▶ **WHAT TO PRODUCE**
The records below must be output exactly, without pictures.

Stored data entries:

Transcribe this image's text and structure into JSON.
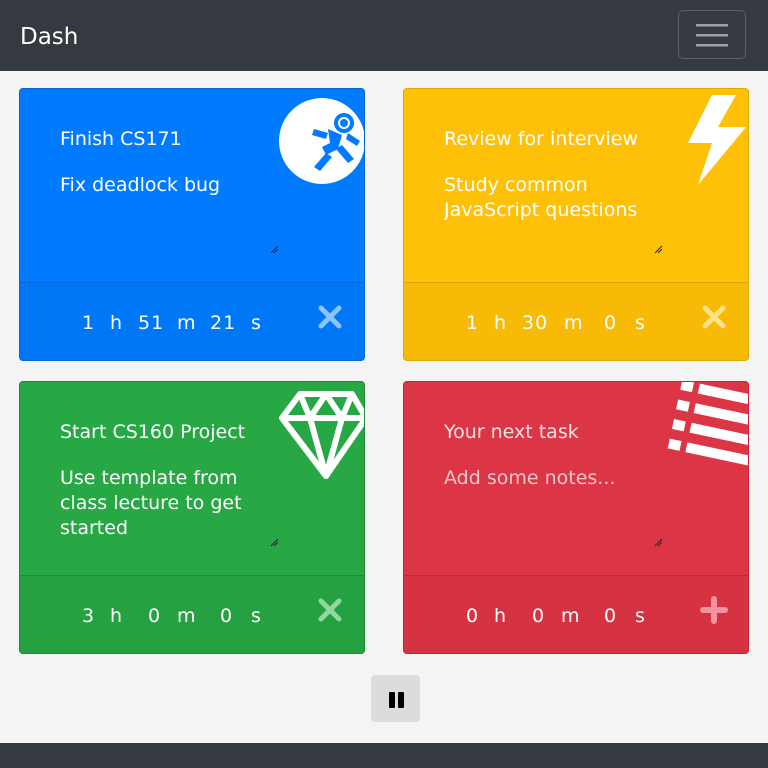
{
  "navbar": {
    "brand": "Dash",
    "menu_icon": "hamburger-menu-icon"
  },
  "cards": [
    {
      "color": "#007bff",
      "icon": "astronaut-icon",
      "title": "Finish CS171",
      "notes": "Fix deadlock bug",
      "placeholder": "",
      "timer": {
        "h": "1",
        "h_unit": "h",
        "m": "51",
        "m_unit": "m",
        "s": "21",
        "s_unit": "s"
      },
      "action_icon": "close-icon"
    },
    {
      "color": "#ffc107",
      "icon": "lightning-bolt-icon",
      "title": "Review for interview",
      "notes": "Study common JavaScript questions",
      "placeholder": "",
      "timer": {
        "h": "1",
        "h_unit": "h",
        "m": "30",
        "m_unit": "m",
        "s": "0",
        "s_unit": "s"
      },
      "action_icon": "close-icon"
    },
    {
      "color": "#28a745",
      "icon": "diamond-icon",
      "title": "Start CS160 Project",
      "notes": "Use template from class lecture to get started",
      "placeholder": "",
      "timer": {
        "h": "3",
        "h_unit": "h",
        "m": "0",
        "m_unit": "m",
        "s": "0",
        "s_unit": "s"
      },
      "action_icon": "close-icon"
    },
    {
      "color": "#dc3545",
      "icon": "list-icon",
      "title": "Your next task",
      "notes": "",
      "placeholder": "Add some notes...",
      "timer": {
        "h": "0",
        "h_unit": "h",
        "m": "0",
        "m_unit": "m",
        "s": "0",
        "s_unit": "s"
      },
      "action_icon": "plus-icon"
    }
  ],
  "controls": {
    "pause_icon": "pause-icon"
  }
}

▶ **FINISHED ANSWER**
Transcribe this image's text and structure into JSON.
{
  "navbar": {
    "brand": "Dash",
    "menu_icon": "hamburger-menu-icon"
  },
  "cards": [
    {
      "color": "#007bff",
      "icon": "astronaut-icon",
      "title": "Finish CS171",
      "notes": "Fix deadlock bug",
      "placeholder": "",
      "timer": {
        "h": "1",
        "h_unit": "h",
        "m": "51",
        "m_unit": "m",
        "s": "21",
        "s_unit": "s"
      },
      "action_icon": "close-icon"
    },
    {
      "color": "#ffc107",
      "icon": "lightning-bolt-icon",
      "title": "Review for interview",
      "notes": "Study common JavaScript questions",
      "placeholder": "",
      "timer": {
        "h": "1",
        "h_unit": "h",
        "m": "30",
        "m_unit": "m",
        "s": "0",
        "s_unit": "s"
      },
      "action_icon": "close-icon"
    },
    {
      "color": "#28a745",
      "icon": "diamond-icon",
      "title": "Start CS160 Project",
      "notes": "Use template from class lecture to get started",
      "placeholder": "",
      "timer": {
        "h": "3",
        "h_unit": "h",
        "m": "0",
        "m_unit": "m",
        "s": "0",
        "s_unit": "s"
      },
      "action_icon": "close-icon"
    },
    {
      "color": "#dc3545",
      "icon": "list-icon",
      "title": "Your next task",
      "notes": "",
      "placeholder": "Add some notes...",
      "timer": {
        "h": "0",
        "h_unit": "h",
        "m": "0",
        "m_unit": "m",
        "s": "0",
        "s_unit": "s"
      },
      "action_icon": "plus-icon"
    }
  ],
  "controls": {
    "pause_icon": "pause-icon"
  }
}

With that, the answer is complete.